◆ Your goal: Lines containing the word "Expenses" are to be counted; state their number and nothing further.
══════════════════════════════
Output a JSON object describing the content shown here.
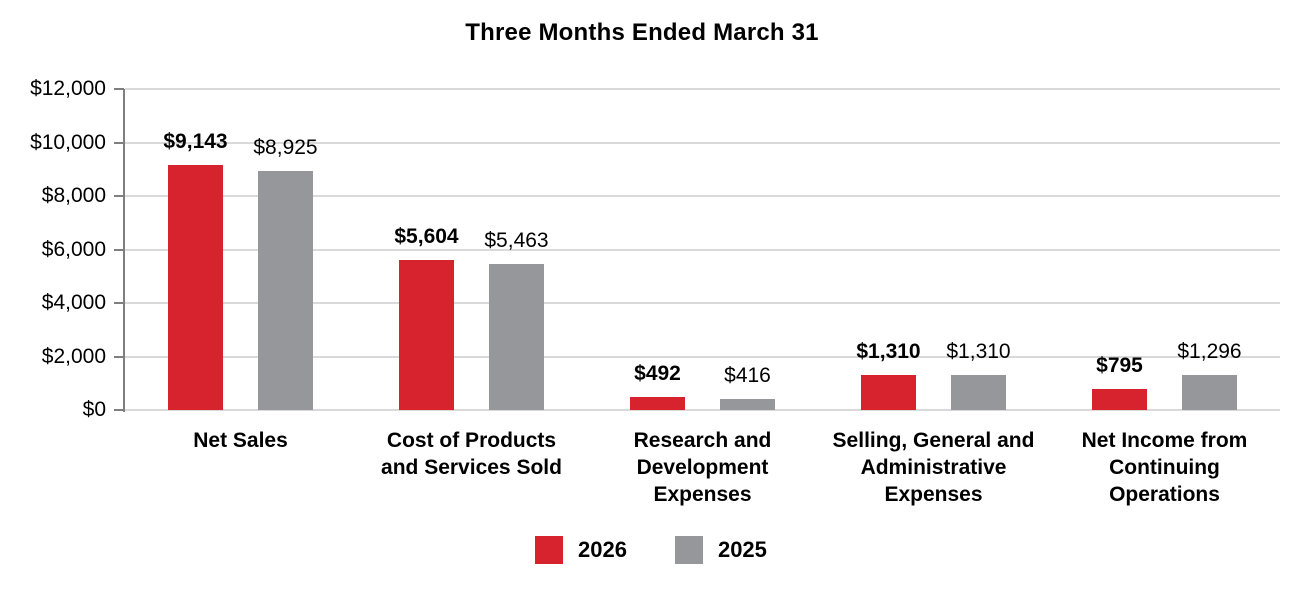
{
  "chart_data": {
    "type": "bar",
    "title": "Three Months Ended March 31",
    "grid": true,
    "legend_position": "bottom",
    "categories": [
      "Net Sales",
      "Cost of Products and Services Sold",
      "Research and Development Expenses",
      "Selling, General and Administrative Expenses",
      "Net Income from Continuing Operations"
    ],
    "category_label_lines": [
      [
        "Net Sales"
      ],
      [
        "Cost of Products",
        "and Services Sold"
      ],
      [
        "Research and",
        "Development",
        "Expenses"
      ],
      [
        "Selling, General and",
        "Administrative",
        "Expenses"
      ],
      [
        "Net Income from",
        "Continuing",
        "Operations"
      ]
    ],
    "series": [
      {
        "name": "2026",
        "color": "#d7232e",
        "values": [
          9143,
          5604,
          492,
          1310,
          795
        ],
        "value_labels": [
          "$9,143",
          "$5,604",
          "$492",
          "$1,310",
          "$795"
        ],
        "label_bold": true
      },
      {
        "name": "2025",
        "color": "#96979b",
        "values": [
          8925,
          5463,
          416,
          1310,
          1296
        ],
        "value_labels": [
          "$8,925",
          "$5,463",
          "$416",
          "$1,310",
          "$1,296"
        ],
        "label_bold": false
      }
    ],
    "y_axis": {
      "min": 0,
      "max": 12000,
      "tick_interval": 2000,
      "ticks": [
        {
          "value": 0,
          "label": "$0"
        },
        {
          "value": 2000,
          "label": "$2,000"
        },
        {
          "value": 4000,
          "label": "$4,000"
        },
        {
          "value": 6000,
          "label": "$6,000"
        },
        {
          "value": 8000,
          "label": "$8,000"
        },
        {
          "value": 10000,
          "label": "$10,000"
        },
        {
          "value": 12000,
          "label": "$12,000"
        }
      ]
    },
    "colors": {
      "gridline": "#d9d9d9",
      "axis": "#7f7f7f",
      "text": "#000000",
      "background": "#ffffff"
    }
  }
}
══════════════════════════════
◆ Exercise output: 4